SOURCE DOCUMENT
============

Spirit became flesh when Jean-Luc Godard’s King Lear was finally screened in Paris and recently in Rome, fully fifteen years after it was made. It is considered to be the most controversial of Godard’s many films.
The story of Godard’s King Lear has taken on the stuff of cinema legend. The initial contract to make the film was struck between the founding father of the French Nouvelle Vague movement and Cannon’s producers, Menahem Golan and Yoram Globus, with the French director signing a paper napkin. The producers trusted Godard to such a degree that their only request was that he finish the film in time for the next Cannes Film Festival. Norman Mailer wrote the screenplay and was scheduled to play Lear but pulled out without warning. He was replaced by an eccentric stage actor called Peter Sellars who played William Shakespeare Jr. The rest of the cast soon followed: Leos Carax (who directed Mauvais Sangue and Les amants du Pont Neuf), Julie Delpy (Three colours: White), Burgess Meredith (Renoir’s The Maid’s Diary and Preminger’s Storm over Washington) and Woody Allen. Godard decided he would play the bizarre Professor Pluggy who explains the supremacy of images (cinema) over words (Shakespeare’s play) while wearing a multi-coloured wig.

============

[Element and region listings]
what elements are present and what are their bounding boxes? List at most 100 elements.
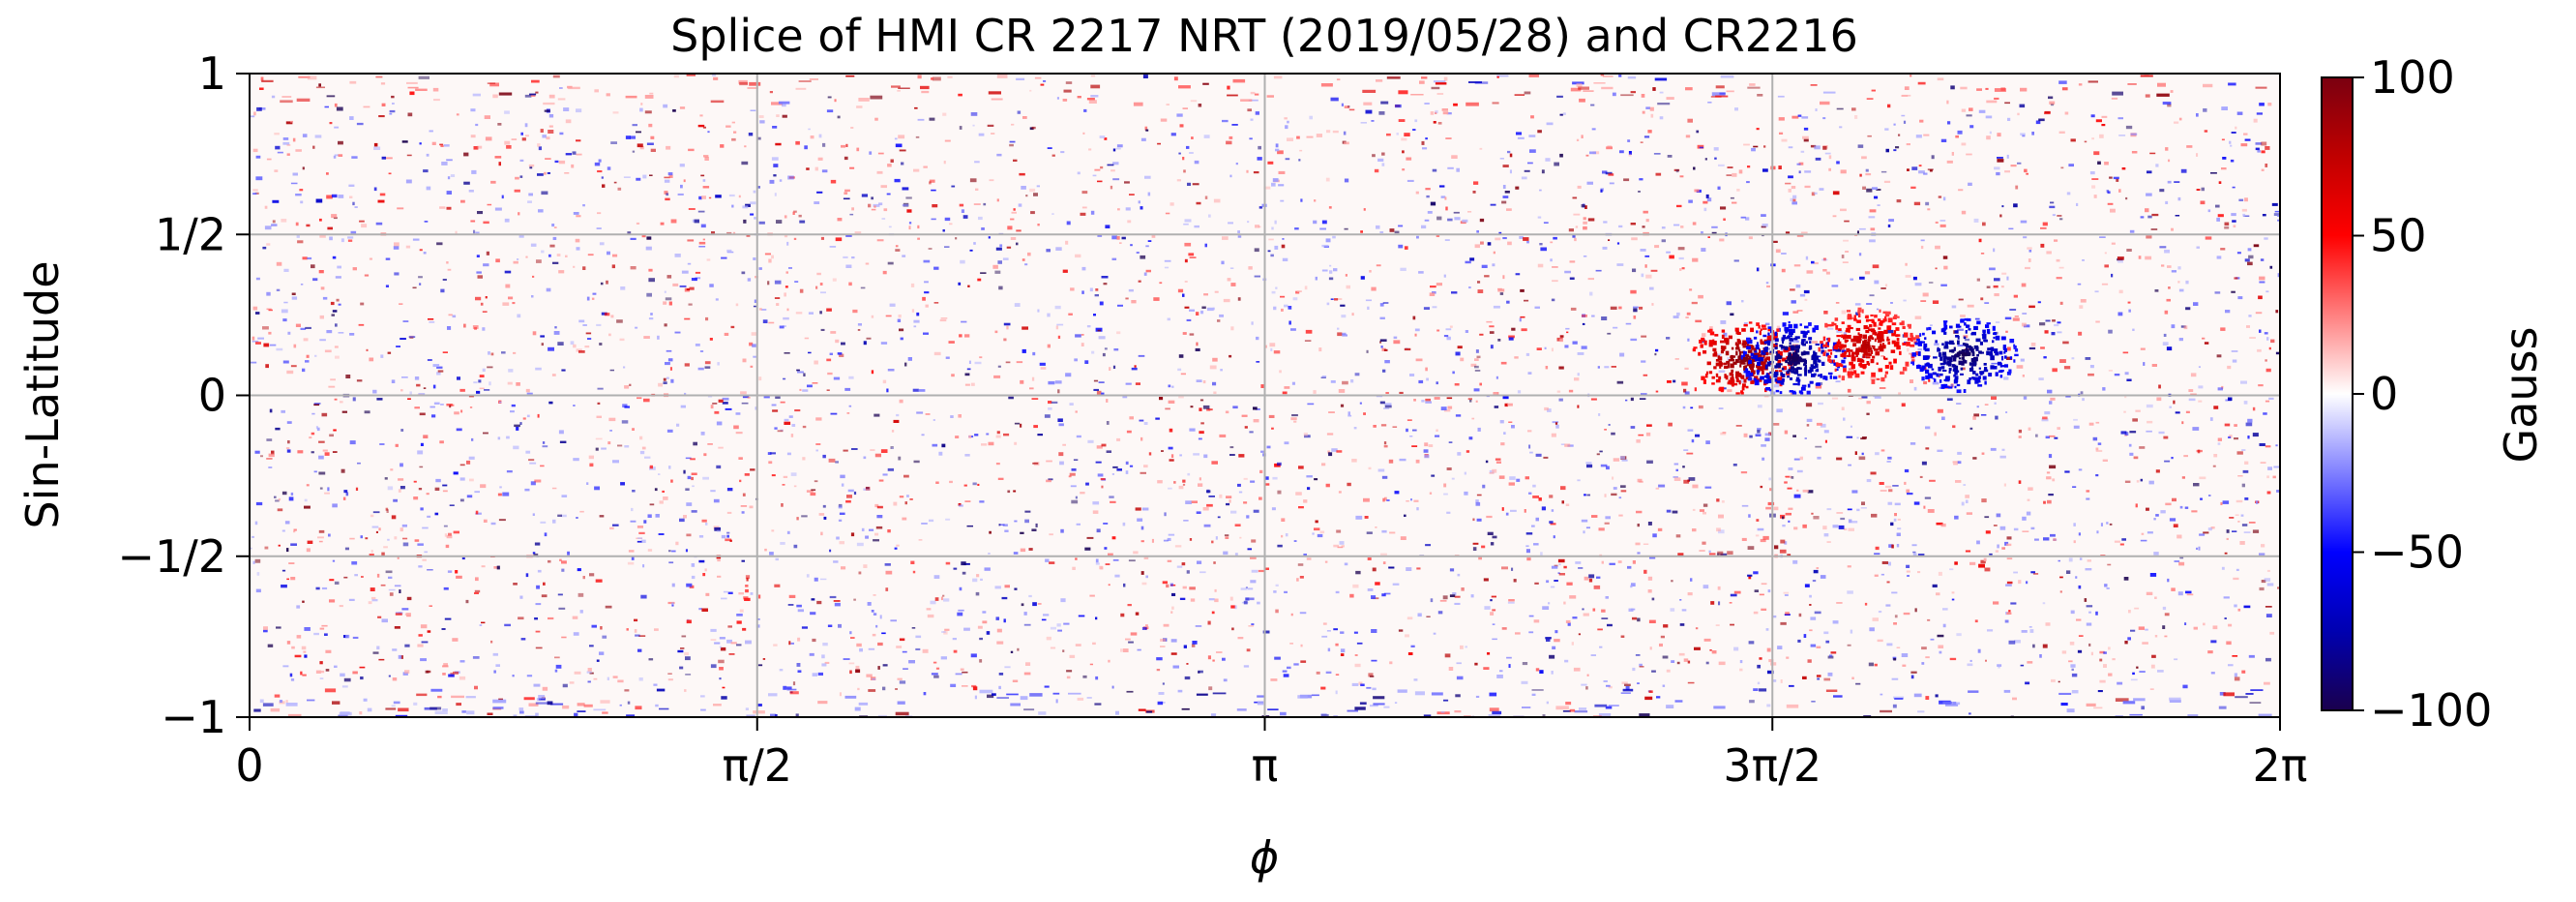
field-element [2093,195,2097,198]
field-element [1673,224,1680,226]
field-element [754,217,756,220]
field-element [1507,241,1512,246]
field-element [300,327,307,330]
field-element [428,318,434,320]
field-element [418,488,423,491]
field-element [1675,534,1681,538]
field-element [1020,531,1024,534]
field-element [1109,496,1114,498]
field-element [609,526,614,530]
field-element [576,139,581,142]
field-element [685,549,688,553]
field-element [1060,528,1064,533]
field-element [1106,450,1111,453]
field-element [1371,595,1377,599]
field-element [1633,316,1637,319]
field-element [999,524,1005,526]
field-element [1508,421,1513,423]
field-element [2043,537,2050,541]
field-element [2178,117,2182,121]
field-element [1649,646,1652,650]
field-element [2241,670,2246,674]
field-element [2162,625,2166,629]
field-element [492,699,507,704]
field-element [964,373,970,376]
field-element [2248,315,2252,317]
field-element [1586,181,1593,185]
field-element [1130,632,1138,636]
field-element [1666,97,1674,100]
field-element [893,419,900,423]
field-element [1764,322,1770,326]
field-element [882,664,888,667]
field-element [1066,670,1073,673]
field-element [1133,102,1143,106]
field-element [1803,127,1809,131]
field-element [2178,338,2183,342]
field-element [1196,312,1199,316]
field-element [1484,275,1490,278]
field-element [866,487,870,490]
field-element [783,325,786,327]
field-element [1409,374,1415,376]
field-element [1379,316,1385,319]
field-element [315,198,323,203]
field-element [2276,490,2280,493]
field-element [1189,256,1197,258]
field-element [1346,285,1350,289]
field-element [802,457,806,461]
field-element [475,231,480,234]
field-element [1855,682,1861,685]
field-element [611,264,615,269]
field-element [2123,410,2126,413]
field-element [1802,524,1807,528]
field-element [434,710,448,714]
field-element [1496,75,1509,77]
field-element [1903,299,1907,302]
field-element [475,512,482,515]
field-element [1748,576,1752,580]
field-element [1189,428,1196,432]
field-element [427,630,431,633]
field-element [1239,536,1242,539]
field-element [2166,346,2173,351]
field-element [2052,214,2056,217]
field-element [1980,253,1985,255]
field-element [993,375,1001,378]
field-element [1125,207,1131,211]
field-element [2140,478,2143,482]
field-element [1189,538,1193,541]
field-element [1255,408,1260,410]
field-element [326,172,329,175]
field-element [2240,514,2244,517]
field-element [1460,357,1465,362]
field-element [1151,234,1156,238]
field-element [1579,98,1585,103]
field-element [1386,499,1390,501]
field-element [1555,706,1569,710]
field-element [1500,442,1505,446]
field-element [816,191,823,194]
field-element [1287,137,1293,141]
field-element [684,651,690,656]
field-element [480,484,487,489]
field-element [1363,412,1366,415]
field-element [404,613,411,616]
field-element [520,638,526,641]
field-element [812,673,817,676]
field-element [1552,280,1558,283]
field-element [573,458,579,462]
field-element [2127,301,2131,304]
field-element [1528,444,1531,449]
field-element [1493,392,1497,395]
field-element [1171,385,1174,388]
field-element [1014,422,1021,425]
field-element [631,507,634,512]
field-element [1347,411,1350,416]
field-element [1241,414,1248,417]
field-element [2050,201,2055,204]
field-element [1578,86,1589,90]
field-element [1553,236,1557,240]
field-element [393,701,400,705]
field-element [1619,150,1624,154]
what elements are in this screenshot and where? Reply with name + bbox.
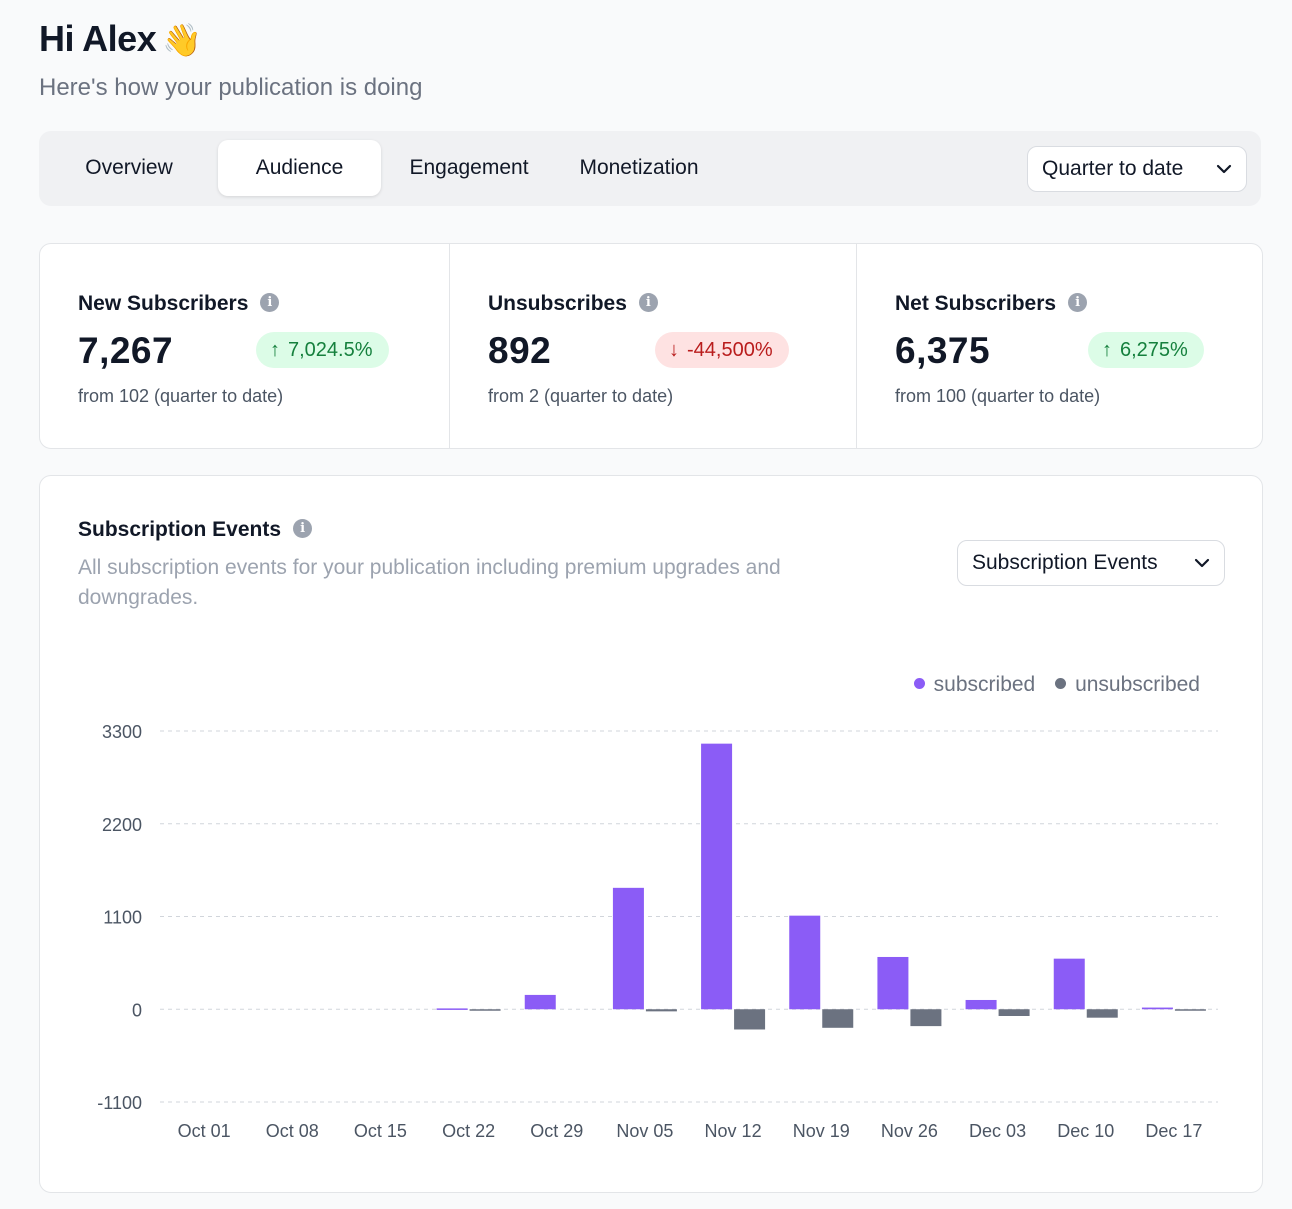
bar-subscribed xyxy=(436,1008,468,1010)
legend-item-unsubscribed[interactable]: unsubscribed xyxy=(1055,673,1200,697)
date-range-select[interactable]: Quarter to date xyxy=(1027,146,1247,192)
arrow-up-icon: ↑ xyxy=(1102,339,1112,361)
y-tick-label: 2200 xyxy=(102,815,142,835)
date-range-value: Quarter to date xyxy=(1042,157,1184,180)
legend-dot-icon xyxy=(913,678,925,689)
stats-card: New Subscribers 7,267 ↑7,024.5% from 102… xyxy=(39,243,1263,449)
stat-unsubscribes: Unsubscribes 892 ↓-44,500% from 2 (quart… xyxy=(449,244,856,448)
info-icon[interactable] xyxy=(293,519,313,538)
bar-unsubscribed xyxy=(734,1009,766,1030)
tab-bar: Overview Audience Engagement Monetizatio… xyxy=(39,131,1261,206)
legend-item-subscribed[interactable]: subscribed xyxy=(913,673,1035,697)
stat-label: Unsubscribes xyxy=(488,292,658,316)
y-tick-label: 0 xyxy=(132,1000,142,1020)
info-icon[interactable] xyxy=(638,293,658,312)
chart-description: All subscription events for your publica… xyxy=(78,556,781,609)
x-tick-label: Oct 08 xyxy=(266,1121,319,1141)
bar-subscribed xyxy=(789,915,821,1010)
greeting-text: Hi Alex xyxy=(39,18,157,59)
subscription-events-card: Subscription Events All subscription eve… xyxy=(39,475,1263,1193)
arrow-up-icon: ↑ xyxy=(270,339,280,361)
bar-subscribed xyxy=(701,743,733,1010)
bar-chart: 3300 2200 1100 0 -1100 Oct 01 Oct 08 Oct 15 Oct … xyxy=(97,722,1218,1141)
change-badge: ↑ 7,024.5% xyxy=(256,332,389,368)
x-tick-label: Oct 29 xyxy=(530,1121,583,1141)
stat-from: from 100 (quarter to date) xyxy=(895,386,1101,406)
bar-subscribed xyxy=(877,956,909,1010)
x-tick-label: Nov 05 xyxy=(616,1121,673,1141)
tab-overview[interactable]: Overview xyxy=(85,156,173,179)
x-tick-label: Dec 03 xyxy=(969,1121,1026,1141)
bar-unsubscribed xyxy=(1174,1009,1206,1011)
bar-unsubscribed xyxy=(645,1009,677,1012)
x-tick-label: Dec 10 xyxy=(1057,1121,1114,1141)
metric-select-value: Subscription Events xyxy=(972,551,1158,574)
y-tick-label: 3300 xyxy=(102,722,142,742)
x-tick-label: Nov 12 xyxy=(705,1121,762,1141)
bar-unsubscribed xyxy=(822,1009,854,1028)
tab-monetization[interactable]: Monetization xyxy=(579,156,699,179)
x-tick-label: Dec 17 xyxy=(1145,1121,1202,1141)
change-badge: ↓ -44,500% xyxy=(655,332,789,368)
bar-subscribed xyxy=(965,999,997,1010)
change-badge: ↑ 6,275% xyxy=(1088,332,1204,368)
x-tick-label: Nov 19 xyxy=(793,1121,850,1141)
page-subtitle: Here's how your publication is doing xyxy=(39,74,423,101)
bar-subscribed xyxy=(1141,1007,1173,1010)
metric-select[interactable]: Subscription Events xyxy=(957,540,1225,586)
x-tick-label: Oct 22 xyxy=(442,1121,495,1141)
y-tick-label: -1100 xyxy=(97,1093,142,1113)
chart-legend: subscribed unsubscribed xyxy=(900,673,1200,697)
stat-label: Net Subscribers xyxy=(895,292,1088,316)
stat-from: from 2 (quarter to date) xyxy=(488,386,674,406)
stat-label: New Subscribers xyxy=(78,292,280,316)
stat-value: 6,375 xyxy=(895,330,991,371)
stat-new-subscribers: New Subscribers 7,267 ↑7,024.5% from 102… xyxy=(40,244,449,448)
stat-from: from 102 (quarter to date) xyxy=(78,386,284,406)
chart-title: Subscription Events xyxy=(78,518,313,542)
bar-subscribed xyxy=(524,994,556,1010)
chevron-down-icon xyxy=(1216,164,1232,174)
stat-value: 7,267 xyxy=(78,330,174,371)
chevron-down-icon xyxy=(1194,558,1210,568)
x-tick-label: Oct 15 xyxy=(354,1121,407,1141)
stat-net-subscribers: Net Subscribers 6,375 ↑6,275% from 100 (… xyxy=(856,244,1262,448)
bar-unsubscribed xyxy=(1086,1009,1118,1018)
y-tick-label: 1100 xyxy=(103,908,142,928)
wave-emoji-icon: 👋 xyxy=(162,22,202,58)
info-icon[interactable] xyxy=(1068,293,1088,312)
arrow-down-icon: ↓ xyxy=(669,339,679,361)
tab-engagement[interactable]: Engagement xyxy=(409,156,529,179)
greeting-title: Hi Alex 👋 xyxy=(39,18,202,60)
bar-subscribed xyxy=(612,887,644,1010)
tab-audience[interactable]: Audience xyxy=(218,140,381,196)
bar-unsubscribed xyxy=(469,1009,501,1011)
x-tick-label: Nov 26 xyxy=(881,1121,938,1141)
bar-unsubscribed xyxy=(910,1009,942,1027)
info-icon[interactable] xyxy=(260,293,280,312)
stat-value: 892 xyxy=(488,330,552,371)
bar-subscribed xyxy=(1053,958,1085,1010)
x-tick-label: Oct 01 xyxy=(178,1121,231,1141)
legend-dot-icon xyxy=(1055,678,1067,689)
bar-unsubscribed xyxy=(998,1009,1030,1016)
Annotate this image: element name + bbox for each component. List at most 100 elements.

============

TASKS
• 1. Please answer these about the passage on Godard's King Lear:
(a) How many years after it was made was the film finally screened in Paris?
(b) On what did Godard sign the initial contract for the film?
(c) Which character did Peter Sellars play?
• 2. Carry on the passage about Godard's King Lear, beginning right after its last sentence.

RESULTS OF THE EXERCISE
• 1.
(a) Fifteen years.
(b) A paper napkin.
(c) William Shakespeare Jr.

• 2.
The first press screening at the 1987 edition of Cannes so angered the producers that the film was never distributed. (The film ends with Allen as a film editor called Alien sewing bits of film stock together using a needle, thread and safety pins). That, together with the colourful wig worn by Godard’s character, were the very obvious symbols of the film’s narrative structure. Cannon threatened Godard with legal action. Cannon’s subsequent bankruptcy a few months later meant that the film was forgotten about and a legal loophole prevented thd film from being screened in theatres, broadcast on TV or distributed in homevideo form.
Even though King Lear does not have a distributor, it is finally possible to see Godard’s movie and experience film history head on.